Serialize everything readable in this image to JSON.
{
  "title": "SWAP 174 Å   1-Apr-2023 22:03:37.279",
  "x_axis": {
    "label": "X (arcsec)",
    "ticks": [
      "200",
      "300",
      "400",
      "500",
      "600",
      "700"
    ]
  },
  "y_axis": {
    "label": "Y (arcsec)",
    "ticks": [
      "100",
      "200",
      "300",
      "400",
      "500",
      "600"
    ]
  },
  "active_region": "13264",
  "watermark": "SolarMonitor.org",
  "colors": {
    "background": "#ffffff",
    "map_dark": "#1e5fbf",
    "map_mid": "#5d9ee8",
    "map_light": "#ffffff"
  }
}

══════════

* [TASK OBJECTIVE]:
Return all of the entries word for word.

* [EXERCISE ANSWER]:
Serialize everything readable in this image to JSON.
{
  "title": "SWAP 174 Å   1-Apr-2023 22:03:37.279",
  "x_axis": {
    "label": "X (arcsec)",
    "ticks": [
      "200",
      "300",
      "400",
      "500",
      "600",
      "700"
    ]
  },
  "y_axis": {
    "label": "Y (arcsec)",
    "ticks": [
      "100",
      "200",
      "300",
      "400",
      "500",
      "600"
    ]
  },
  "active_region": "13264",
  "watermark": "SolarMonitor.org",
  "colors": {
    "background": "#ffffff",
    "map_dark": "#1e5fbf",
    "map_mid": "#5d9ee8",
    "map_light": "#ffffff"
  }
}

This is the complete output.